• Material for this task:

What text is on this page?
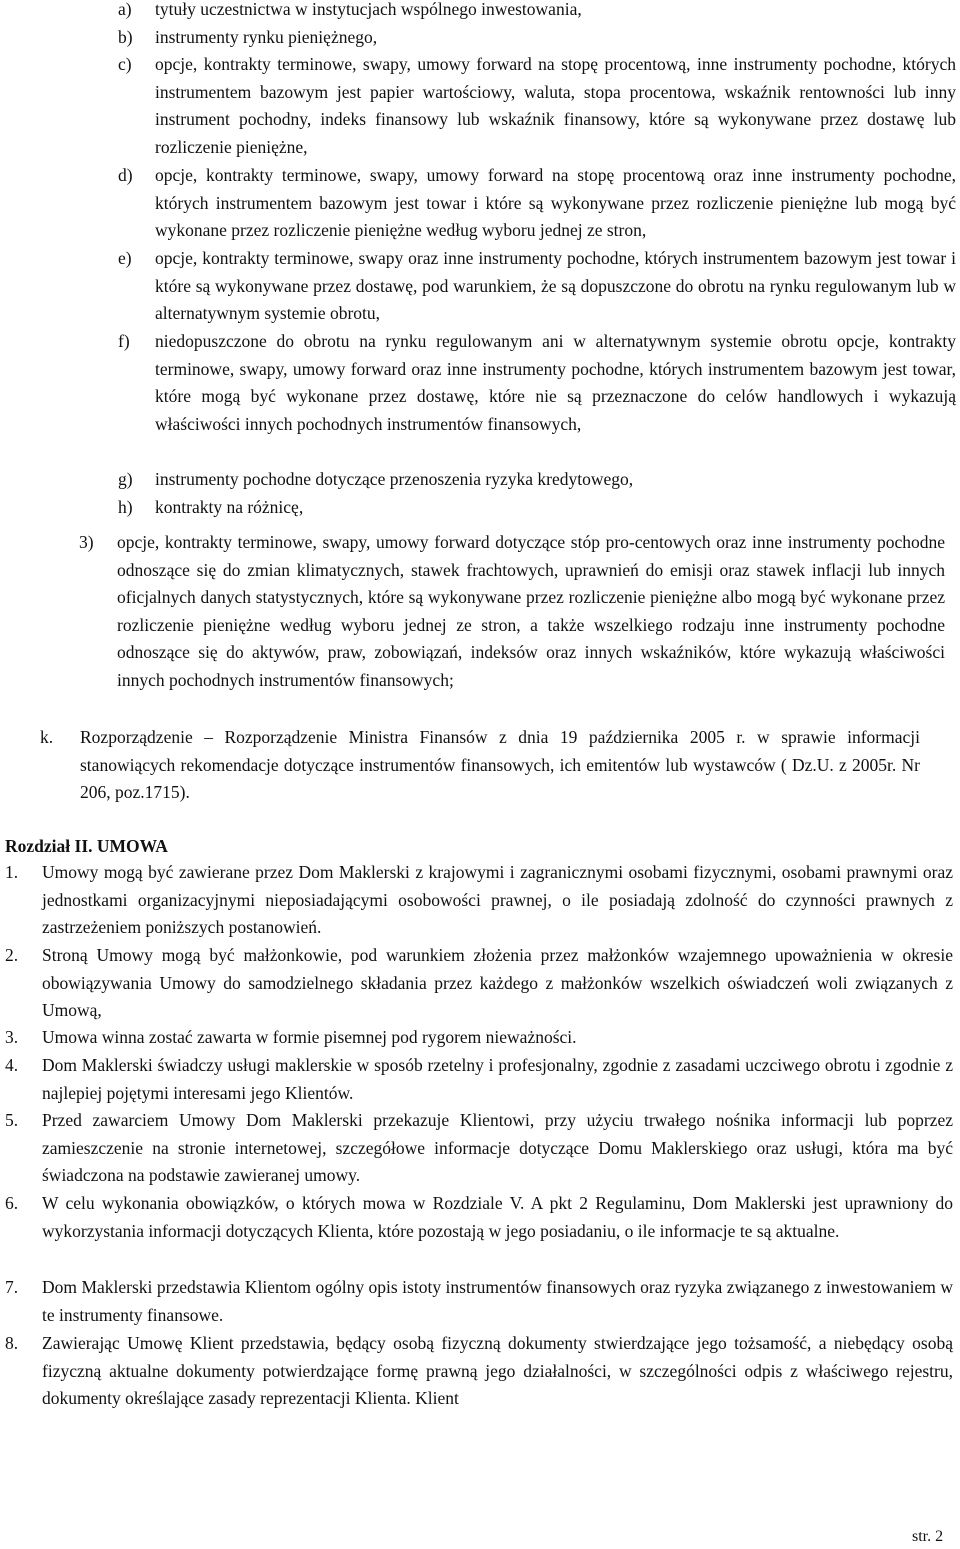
a) tytuły uczestnictwa w instytucjach wspólnego inwestowania,
b) instrumenty rynku pieniężnego,
c) opcje, kontrakty terminowe, swapy, umowy forward na stopę procentową, inne instrumenty pochodne, których instrumentem bazowym jest papier wartościowy, waluta, stopa procentowa, wskaźnik rentowności lub inny instrument pochodny, indeks finansowy lub wskaźnik finansowy, które są wykonywane przez dostawę lub rozliczenie pieniężne,
d) opcje, kontrakty terminowe, swapy, umowy forward na stopę procentową oraz inne instrumenty pochodne, których instrumentem bazowym jest towar i które są wykonywane przez rozliczenie pieniężne lub mogą być wykonane przez rozliczenie pieniężne według wyboru jednej ze stron,
e) opcje, kontrakty terminowe, swapy oraz inne instrumenty pochodne, których instrumentem bazowym jest towar i które są wykonywane przez dostawę, pod warunkiem, że są dopuszczone do obrotu na rynku regulowanym lub w alternatywnym systemie obrotu,
f) niedopuszczone do obrotu na rynku regulowanym ani w alternatywnym systemie obrotu opcje, kontrakty terminowe, swapy, umowy forward oraz inne instrumenty pochodne, których instrumentem bazowym jest towar, które mogą być wykonane przez dostawę, które nie są przeznaczone do celów handlowych i wykazują właściwości innych pochodnych instrumentów finansowych,
g) instrumenty pochodne dotyczące przenoszenia ryzyka kredytowego,
h) kontrakty na różnicę,
3) opcje, kontrakty terminowe, swapy, umowy forward dotyczące stóp pro-centowych oraz inne instrumenty pochodne odnoszące się do zmian klimatycznych, stawek frachtowych, uprawnień do emisji oraz stawek inflacji lub innych oficjalnych danych statystycznych, które są wykonywane przez rozliczenie pieniężne albo mogą być wykonane przez rozliczenie pieniężne według wyboru jednej ze stron, a także wszelkiego rodzaju inne instrumenty pochodne odnoszące się do aktywów, praw, zobowiązań, indeksów oraz innych wskaźników, które wykazują właściwości innych pochodnych instrumentów finansowych;
k. Rozporządzenie – Rozporządzenie Ministra Finansów z dnia 19 października 2005 r. w sprawie informacji stanowiących rekomendacje dotyczące instrumentów finansowych, ich emitentów lub wystawców ( Dz.U. z 2005r. Nr 206, poz.1715).
Rozdział II. UMOWA
1. Umowy mogą być zawierane przez Dom Maklerski z krajowymi i zagranicznymi osobami fizycznymi, osobami prawnymi oraz jednostkami organizacyjnymi nieposiadającymi osobowości prawnej, o ile posiadają zdolność do czynności prawnych z zastrzeżeniem poniższych postanowień.
2. Stroną Umowy mogą być małżonkowie, pod warunkiem złożenia przez małżonków wzajemnego upoważnienia w okresie obowiązywania Umowy do samodzielnego składania przez każdego z małżonków wszelkich oświadczeń woli związanych z Umową,
3. Umowa winna zostać zawarta w formie pisemnej pod rygorem nieważności.
4. Dom Maklerski świadczy usługi maklerskie w sposób rzetelny i profesjonalny, zgodnie z zasadami uczciwego obrotu i zgodnie z najlepiej pojętymi interesami jego Klientów.
5. Przed zawarciem Umowy Dom Maklerski przekazuje Klientowi, przy użyciu trwałego nośnika informacji lub poprzez zamieszczenie na stronie internetowej, szczegółowe informacje dotyczące Domu Maklerskiego oraz usługi, która ma być świadczona na podstawie zawieranej umowy.
6. W celu wykonania obowiązków, o których mowa w Rozdziale V. A pkt 2 Regulaminu, Dom Maklerski jest uprawniony do wykorzystania informacji dotyczących Klienta, które pozostają w jego posiadaniu, o ile informacje te są aktualne.
7. Dom Maklerski przedstawia Klientom ogólny opis istoty instrumentów finansowych oraz ryzyka związanego z inwestowaniem w te instrumenty finansowe.
8. Zawierając Umowę Klient przedstawia, będący osobą fizyczną dokumenty stwierdzające jego tożsamość, a niebędący osobą fizyczną aktualne dokumenty potwierdzające formę prawną jego działalności, w szczególności odpis z właściwego rejestru, dokumenty określające zasady reprezentacji Klienta. Klient
str. 2
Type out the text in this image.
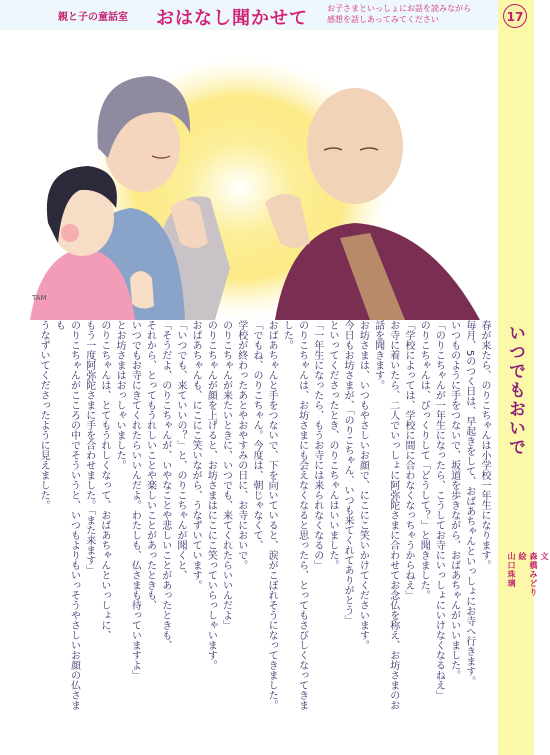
親と子の童話室 おはなし聞かせて お子さまといっしょにお話を読みながら
感想を話しあってみてください	17
いつでもおいで
文
森橋みどり
絵
山口珠璃
TAM

春が来たら、のりこちゃんは小学校一年生になります。

毎月、5のつく日は、早起きをして、おばあちゃんといっしょにお寺へ行きます。

いつものように手をつないで、坂道を歩きながら、おばあちゃんがいいました。

「のりこちゃんが一年生になったら、こうしてお寺にいっしょにいけなくなるねえ」

のりこちゃんは、びっくりして「どうして？」と聞きました。

「学校によっては、学校に間に合わなくなっちゃうからねえ」

お寺に着いたら、二人でいっしょに阿弥陀さまに合わせてお念仏を称え、お坊さまのお話を聞きます。

お坊さまは、いつもやさしいお顔で、にこにこ笑いかけてくださいます。

今日もお坊さまが、「のりこちゃん、いつも来てくれてありがとう」

といってくださったとき、のりこちゃんはいいました。

「一年生になったら、もうお寺には来られなくなるの」

のりこちゃんは、お坊さまにも会えなくなると思ったら、とってもさびしくなってきました。

おばあちゃんと手をつないで、下を向いていると、涙がこぼれそうになってきました。

「でもね、のりこちゃん。今度は、朝じゃなくて、

学校が終わったあとやおやすみの日に、お寺においで。

のりこちゃんが来たいときに、いつでも、来てくれたらいいんだよ」

のりこちゃんが顔を上げると、お坊さまはにこにこ笑っていらっしゃいます。

おばあちゃんも、にこにこ笑いながら、うなずいています。

「いつでも、来ていいの？」と、のりこちゃんが聞くと、

「そうだよ、のりこちゃんが、いやなことや悲しいことがあったときも、

それから、とってもうれしいことや楽しいことがあったときも、

いつでもお寺にきてくれたらいいんだよ。わたしも、仏さまも待っていますよ」

とお坊さまはおっしゃいました。

のりこちゃんは、とてもうれしくなって、おばあちゃんといっしょに、

もう一度阿弥陀さまに手を合わせました。「また来ます」

のりこちゃんがこころの中でそういうと、いつもよりもいっそうやさしいお顔の仏さまも

うなずいてくださったように見えました。
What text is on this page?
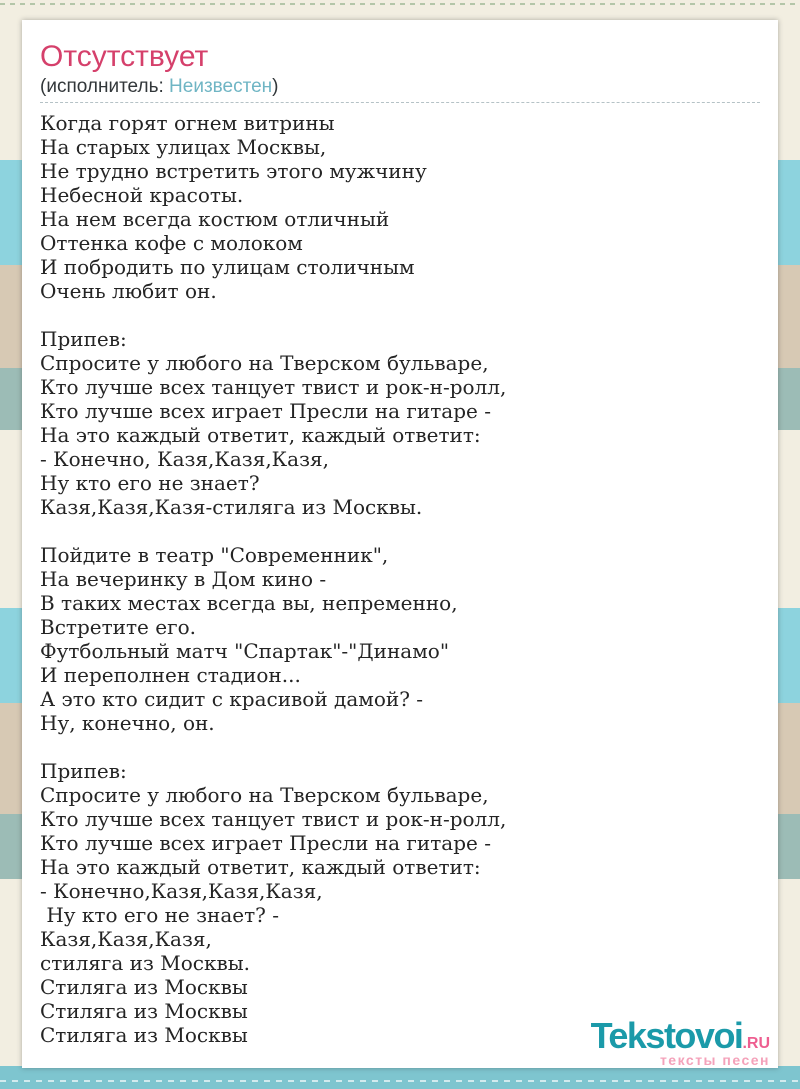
Отсутствует
(исполнитель: Неизвестен)
Когда горят огнем витрины
На старых улицах Москвы,
Не трудно встретить этого мужчину
Небесной красоты.
На нем всегда костюм отличный
Оттенка кофе с молоком
И побродить по улицам столичным
Очень любит он.
Припев:
Спросите у любого на Тверском бульваре,
Кто лучше всех танцует твист и рок-н-ролл,
Кто лучше всех играет Пресли на гитаре -
На это каждый ответит, каждый ответит:
- Конечно, Казя,Казя,Казя,
Ну кто его не знает?
Казя,Казя,Казя-стиляга из Москвы.
Пойдите в театр "Современник",
На вечеринку в Дом кино -
В таких местах всегда вы, непременно,
Встретите его.
Футбольный матч "Спартак"-"Динамо"
И переполнен стадион...
А это кто сидит с красивой дамой? -
Ну, конечно, он.
Припев:
Спросите у любого на Тверском бульваре,
Кто лучше всех танцует твист и рок-н-ролл,
Кто лучше всех играет Пресли на гитаре -
На это каждый ответит, каждый ответит:
- Конечно,Казя,Казя,Казя,
Ну кто его не знает? -
Казя,Казя,Казя,
стиляга из Москвы.
Стиляга из Москвы
Стиляга из Москвы
Стиляга из Москвы	Tekstovoi.RU
тексты песен
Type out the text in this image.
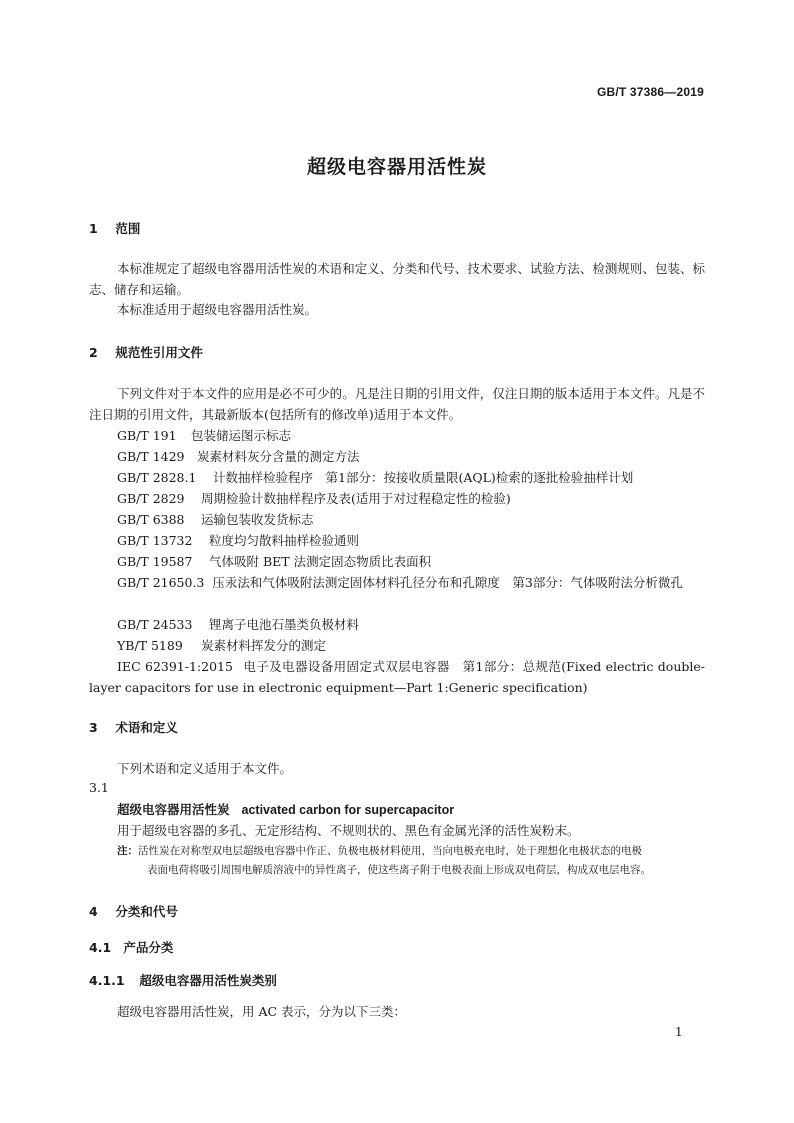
GB/T 37386—2019
超级电容器用活性炭
1 范围
本标准规定了超级电容器用活性炭的术语和定义、分类和代号、技术要求、试验方法、检测规则、包装、标志、储存和运输。
本标准适用于超级电容器用活性炭。
2 规范性引用文件
下列文件对于本文件的应用是必不可少的。凡是注日期的引用文件，仅注日期的版本适用于本文件。凡是不注日期的引用文件，其最新版本(包括所有的修改单)适用于本文件。
GB/T 191 包装储运图示标志
GB/T 1429 炭素材料灰分含量的测定方法
GB/T 2828.1 计数抽样检验程序　第1部分：按接收质量限(AQL)检索的逐批检验抽样计划
GB/T 2829 周期检验计数抽样程序及表(适用于对过程稳定性的检验)
GB/T 6388 运输包装收发货标志
GB/T 13732 粒度均匀散料抽样检验通则
GB/T 19587 气体吸附 BET 法测定固态物质比表面积
GB/T 21650.3 压汞法和气体吸附法测定固体材料孔径分布和孔隙度　第3部分：气体吸附法分析微孔
GB/T 24533 锂离子电池石墨类负极材料
YB/T 5189 炭素材料挥发分的测定
IEC 62391-1:2015 电子及电器设备用固定式双层电容器　第1部分：总规范(Fixed electric double-layer capacitors for use in electronic equipment—Part 1:Generic specification)
3 术语和定义
下列术语和定义适用于本文件。
3.1
超级电容器用活性炭 activated carbon for supercapacitor
用于超级电容器的多孔、无定形结构、不规则状的、黑色有金属光泽的活性炭粉末。
注：活性炭在对称型双电层超级电容器中作正、负极电极材料使用，当向电极充电时，处于理想化电极状态的电极
表面电荷将吸引周围电解质溶液中的异性离子，使这些离子附于电极表面上形成双电荷层，构成双电层电容。
4 分类和代号
4.1 产品分类
4.1.1 超级电容器用活性炭类别
超级电容器用活性炭，用 AC 表示，分为以下三类：
1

• Problem description:
In the material above, show every line where the word "informacji" turns up.

• The response:
k. Rozporządzenie – Rozporządzenie Ministra Finansów z dnia 19 października 2005 r. w sprawie informacji stanowiących rekomendacje dotyczące instrumentów finansowych, ich emitentów lub wystawców ( Dz.U. z 2005r. Nr 206, poz.1715).
5. Przed zawarciem Umowy Dom Maklerski przekazuje Klientowi, przy użyciu trwałego nośnika informacji lub poprzez zamieszczenie na stronie internetowej, szczegółowe informacje dotyczące Domu Maklerskiego oraz usługi, która ma być świadczona na podstawie zawieranej umowy.
6. W celu wykonania obowiązków, o których mowa w Rozdziale V. A pkt 2 Regulaminu, Dom Maklerski jest uprawniony do wykorzystania informacji dotyczących Klienta, które pozostają w jego posiadaniu, o ile informacje te są aktualne.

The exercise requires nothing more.